PASSAGE FOR REVIEW —
Worst ETF Plays Of March

April 02, 2014

High-flying sectors like biotech and social media come back to Earth.

Worst ETF Plays of March

  • Silver Miners: Silver spot prices slid more than 6 percent over the month and the companies that mine the precious metal were caught in the cross hairs. The higher-beta junior miners were hit hardest; the PureFunds ISE Junior Silver ETF (SILJ | F-34) fell 17 percent in March. Larger silver miners were hit too; the iShares MSCI Global Silver Miners ETF (SLVP | C-99) slid 11 percent.
  • Biotech: This high-flying sector finally came back to Earth. The SPDR S&P Biotech ETF (XBI | A-47) fell 13 percent in March as valuations contracted on concern about future earnings. In general, all of the ETFs in the U.S. Biotech Segment had a tough month.
  • Social Media: The Global X Social Media ETF (SOCL | B-20) fell 13 percent in March, as all of its top holdings incurred negative returns. Among its hardest-hit holdings were Yelp and the Chinese media giant Sina.

GIVEN INFORMATION —
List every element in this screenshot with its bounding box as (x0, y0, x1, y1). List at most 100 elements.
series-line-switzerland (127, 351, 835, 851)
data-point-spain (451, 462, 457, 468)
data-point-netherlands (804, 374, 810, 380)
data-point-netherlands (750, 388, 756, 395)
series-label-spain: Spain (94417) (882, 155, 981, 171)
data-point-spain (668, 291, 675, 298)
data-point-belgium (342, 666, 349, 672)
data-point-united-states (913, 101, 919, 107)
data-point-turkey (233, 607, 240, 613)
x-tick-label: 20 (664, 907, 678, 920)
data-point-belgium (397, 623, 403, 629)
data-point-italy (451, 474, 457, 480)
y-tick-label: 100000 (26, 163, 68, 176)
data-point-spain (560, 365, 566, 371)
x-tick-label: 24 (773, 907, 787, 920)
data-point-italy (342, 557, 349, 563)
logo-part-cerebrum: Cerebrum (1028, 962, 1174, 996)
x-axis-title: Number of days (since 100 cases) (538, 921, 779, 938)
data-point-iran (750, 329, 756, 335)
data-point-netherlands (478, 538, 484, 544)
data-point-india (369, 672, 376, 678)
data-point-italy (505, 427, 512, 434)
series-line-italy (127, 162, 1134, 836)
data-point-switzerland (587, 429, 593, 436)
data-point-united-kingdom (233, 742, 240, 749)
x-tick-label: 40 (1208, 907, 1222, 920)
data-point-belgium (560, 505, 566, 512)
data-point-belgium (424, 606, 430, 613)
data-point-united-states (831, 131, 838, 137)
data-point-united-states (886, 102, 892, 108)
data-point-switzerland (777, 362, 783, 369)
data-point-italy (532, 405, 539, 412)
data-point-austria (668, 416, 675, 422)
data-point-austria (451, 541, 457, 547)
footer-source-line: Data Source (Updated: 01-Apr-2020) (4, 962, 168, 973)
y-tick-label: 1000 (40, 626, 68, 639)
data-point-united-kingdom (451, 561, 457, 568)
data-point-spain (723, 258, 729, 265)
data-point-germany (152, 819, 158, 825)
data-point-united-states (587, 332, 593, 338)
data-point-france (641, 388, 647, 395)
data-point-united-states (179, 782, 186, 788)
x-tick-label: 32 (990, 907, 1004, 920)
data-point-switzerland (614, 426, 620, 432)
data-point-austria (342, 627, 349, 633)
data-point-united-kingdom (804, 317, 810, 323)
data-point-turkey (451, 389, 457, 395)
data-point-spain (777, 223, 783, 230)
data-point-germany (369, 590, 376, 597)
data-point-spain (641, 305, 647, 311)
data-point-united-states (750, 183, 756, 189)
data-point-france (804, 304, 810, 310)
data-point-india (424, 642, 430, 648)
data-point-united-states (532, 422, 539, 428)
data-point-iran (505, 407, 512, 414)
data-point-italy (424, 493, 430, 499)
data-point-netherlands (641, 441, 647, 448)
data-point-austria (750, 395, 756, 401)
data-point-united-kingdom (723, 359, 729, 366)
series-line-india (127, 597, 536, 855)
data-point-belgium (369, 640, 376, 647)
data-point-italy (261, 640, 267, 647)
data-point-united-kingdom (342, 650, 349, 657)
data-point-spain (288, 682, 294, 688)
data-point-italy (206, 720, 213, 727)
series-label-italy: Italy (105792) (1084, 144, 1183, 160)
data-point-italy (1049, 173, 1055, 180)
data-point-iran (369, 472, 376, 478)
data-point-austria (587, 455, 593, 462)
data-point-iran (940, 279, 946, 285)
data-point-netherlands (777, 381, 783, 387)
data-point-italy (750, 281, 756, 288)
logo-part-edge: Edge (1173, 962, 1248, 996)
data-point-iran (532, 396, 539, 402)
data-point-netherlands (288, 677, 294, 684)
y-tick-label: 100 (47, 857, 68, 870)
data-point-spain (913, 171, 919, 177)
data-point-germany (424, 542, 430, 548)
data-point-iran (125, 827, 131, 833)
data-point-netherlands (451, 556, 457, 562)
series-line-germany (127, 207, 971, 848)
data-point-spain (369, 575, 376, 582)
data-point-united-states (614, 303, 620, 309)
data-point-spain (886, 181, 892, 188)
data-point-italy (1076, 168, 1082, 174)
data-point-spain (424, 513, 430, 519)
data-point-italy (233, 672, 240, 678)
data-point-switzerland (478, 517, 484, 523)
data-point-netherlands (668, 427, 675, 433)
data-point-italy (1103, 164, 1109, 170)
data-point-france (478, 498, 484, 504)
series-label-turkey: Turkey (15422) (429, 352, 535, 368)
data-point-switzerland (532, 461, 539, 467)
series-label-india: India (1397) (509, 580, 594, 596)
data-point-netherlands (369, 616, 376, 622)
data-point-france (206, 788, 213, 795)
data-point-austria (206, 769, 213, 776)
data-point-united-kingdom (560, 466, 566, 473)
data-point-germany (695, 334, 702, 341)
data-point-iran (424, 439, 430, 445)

TASKS TO COMPLETE —
A. From the article on the worst ETF plays of March, reproduce the passage from "High-flying sectors like" up to and including "a tough month.".
B. According to the article on the worst ETF plays of March, by how much did the PureFunds ISE Junior Silver ETF fall that month?
C. Extend the article on the worst ETF plays of March past its final sentence.

ANSWERS BY TASK —
A.
High-flying sectors like biotech and social media come back to Earth.

Worst ETF Plays of March

  • Silver Miners: Silver spot prices slid more than 6 percent over the month and the companies that mine the precious metal were caught in the cross hairs. The higher-beta junior miners were hit hardest; the PureFunds ISE Junior Silver ETF (SILJ | F-34) fell 17 percent in March. Larger silver miners were hit too; the iShares MSCI Global Silver Miners ETF (SLVP | C-99) slid 11 percent.
  • Biotech: This high-flying sector finally came back to Earth. The SPDR S&P Biotech ETF (XBI | A-47) fell 13 percent in March as valuations contracted on concern about future earnings. In general, all of the ETFs in the U.S. Biotech Segment had a tough month.

B. 17 percent.

C.
  • Gold Miners: Gold slid 3 percent in March, but as is often the case, higher-beta gold miners slid even further: The Market Vectors Junior Gold Miners ETF (GDXJ | D-30) was down 12 percent in the month. A quick look at our Global Gold Miners Segment shows similar performance across most of the gold mining spectrum.
  • Internet: Much like high-flying biotech and social media stocks, some of the hottest Internet companies retreated from lofty valuations. The PowerShares Nasdaq Internet ETF (PNQI | A-73) and the First Trust Dow Jones Internet ETF (FDN | A-97) fell 10 percent and 8 percent, respectively.
  • Russia: Western sanctions and the lingering prospect of war dragged down Russian equities. Hardest hit was the Market Vectors Russia Small-Cap ETF (RSXJ | D-26), which slid 9 percent. Its larger sister fund, the Market Vectors Russia ETF (RSX | C-66), fell more than 4 percent.